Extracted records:
--- start ---

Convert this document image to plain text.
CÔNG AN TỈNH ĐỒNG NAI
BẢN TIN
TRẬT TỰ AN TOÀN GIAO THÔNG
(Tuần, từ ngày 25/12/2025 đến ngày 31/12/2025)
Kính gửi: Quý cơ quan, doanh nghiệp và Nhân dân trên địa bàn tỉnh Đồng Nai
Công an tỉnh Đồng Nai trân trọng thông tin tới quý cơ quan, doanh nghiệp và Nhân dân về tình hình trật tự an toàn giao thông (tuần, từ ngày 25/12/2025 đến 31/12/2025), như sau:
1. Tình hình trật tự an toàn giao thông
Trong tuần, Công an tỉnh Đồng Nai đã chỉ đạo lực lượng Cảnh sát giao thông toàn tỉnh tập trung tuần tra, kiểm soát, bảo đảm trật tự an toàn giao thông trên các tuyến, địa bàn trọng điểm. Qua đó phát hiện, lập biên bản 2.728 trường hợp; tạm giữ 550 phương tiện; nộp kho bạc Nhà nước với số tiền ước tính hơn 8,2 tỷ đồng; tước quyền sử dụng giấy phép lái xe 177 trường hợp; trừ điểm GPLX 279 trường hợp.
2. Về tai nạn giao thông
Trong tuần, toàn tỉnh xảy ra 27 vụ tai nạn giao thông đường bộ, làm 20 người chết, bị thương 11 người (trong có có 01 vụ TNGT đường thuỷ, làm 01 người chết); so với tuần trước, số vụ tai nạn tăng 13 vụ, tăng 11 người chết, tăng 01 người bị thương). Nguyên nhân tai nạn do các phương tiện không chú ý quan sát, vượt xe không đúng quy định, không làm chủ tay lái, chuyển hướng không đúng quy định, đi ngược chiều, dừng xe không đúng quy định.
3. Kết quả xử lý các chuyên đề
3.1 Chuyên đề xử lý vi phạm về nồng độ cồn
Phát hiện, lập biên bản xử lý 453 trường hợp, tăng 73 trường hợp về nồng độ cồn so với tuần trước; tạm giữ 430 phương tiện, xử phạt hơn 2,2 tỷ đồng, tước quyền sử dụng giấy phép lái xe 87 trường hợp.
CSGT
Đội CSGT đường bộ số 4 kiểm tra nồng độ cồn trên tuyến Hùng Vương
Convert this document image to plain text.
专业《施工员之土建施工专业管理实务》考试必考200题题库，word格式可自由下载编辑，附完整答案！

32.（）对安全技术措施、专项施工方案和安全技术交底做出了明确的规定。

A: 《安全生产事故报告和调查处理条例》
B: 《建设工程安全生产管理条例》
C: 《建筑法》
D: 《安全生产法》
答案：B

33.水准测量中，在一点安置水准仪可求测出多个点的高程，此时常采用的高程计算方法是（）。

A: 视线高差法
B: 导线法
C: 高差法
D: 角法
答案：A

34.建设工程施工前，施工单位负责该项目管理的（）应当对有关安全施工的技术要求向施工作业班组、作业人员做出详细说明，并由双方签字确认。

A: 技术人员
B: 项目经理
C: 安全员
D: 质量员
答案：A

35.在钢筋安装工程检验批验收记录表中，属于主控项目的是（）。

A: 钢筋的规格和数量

--- end ---

Problem: Restate the records, all of them, precisely as written.

Exercise response:
Convert this document image to plain text.
CÔNG AN TỈNH ĐỒNG NAI
BẢN TIN
TRẬT TỰ AN TOÀN GIAO THÔNG
(Tuần, từ ngày 25/12/2025 đến ngày 31/12/2025)
Kính gửi: Quý cơ quan, doanh nghiệp và Nhân dân trên địa bàn tỉnh Đồng Nai
Công an tỉnh Đồng Nai trân trọng thông tin tới quý cơ quan, doanh nghiệp và Nhân dân về tình hình trật tự an toàn giao thông (tuần, từ ngày 25/12/2025 đến 31/12/2025), như sau:
1. Tình hình trật tự an toàn giao thông
Trong tuần, Công an tỉnh Đồng Nai đã chỉ đạo lực lượng Cảnh sát giao thông toàn tỉnh tập trung tuần tra, kiểm soát, bảo đảm trật tự an toàn giao thông trên các tuyến, địa bàn trọng điểm. Qua đó phát hiện, lập biên bản 2.728 trường hợp; tạm giữ 550 phương tiện; nộp kho bạc Nhà nước với số tiền ước tính hơn 8,2 tỷ đồng; tước quyền sử dụng giấy phép lái xe 177 trường hợp; trừ điểm GPLX 279 trường hợp.
2. Về tai nạn giao thông
Trong tuần, toàn tỉnh xảy ra 27 vụ tai nạn giao thông đường bộ, làm 20 người chết, bị thương 11 người (trong có có 01 vụ TNGT đường thuỷ, làm 01 người chết); so với tuần trước, số vụ tai nạn tăng 13 vụ, tăng 11 người chết, tăng 01 người bị thương). Nguyên nhân tai nạn do các phương tiện không chú ý quan sát, vượt xe không đúng quy định, không làm chủ tay lái, chuyển hướng không đúng quy định, đi ngược chiều, dừng xe không đúng quy định.
3. Kết quả xử lý các chuyên đề
3.1 Chuyên đề xử lý vi phạm về nồng độ cồn
Phát hiện, lập biên bản xử lý 453 trường hợp, tăng 73 trường hợp về nồng độ cồn so với tuần trước; tạm giữ 430 phương tiện, xử phạt hơn 2,2 tỷ đồng, tước quyền sử dụng giấy phép lái xe 87 trường hợp.
CSGT
Đội CSGT đường bộ số 4 kiểm tra nồng độ cồn trên tuyến Hùng Vương
Convert this document image to plain text.
专业《施工员之土建施工专业管理实务》考试必考200题题库，word格式可自由下载编辑，附完整答案！

32.（）对安全技术措施、专项施工方案和安全技术交底做出了明确的规定。

A: 《安全生产事故报告和调查处理条例》
B: 《建设工程安全生产管理条例》
C: 《建筑法》
D: 《安全生产法》
答案：B

33.水准测量中，在一点安置水准仪可求测出多个点的高程，此时常采用的高程计算方法是（）。

A: 视线高差法
B: 导线法
C: 高差法
D: 角法
答案：A

34.建设工程施工前，施工单位负责该项目管理的（）应当对有关安全施工的技术要求向施工作业班组、作业人员做出详细说明，并由双方签字确认。

A: 技术人员
B: 项目经理
C: 安全员
D: 质量员
答案：A

35.在钢筋安装工程检验批验收记录表中，属于主控项目的是（）。

A: 钢筋的规格和数量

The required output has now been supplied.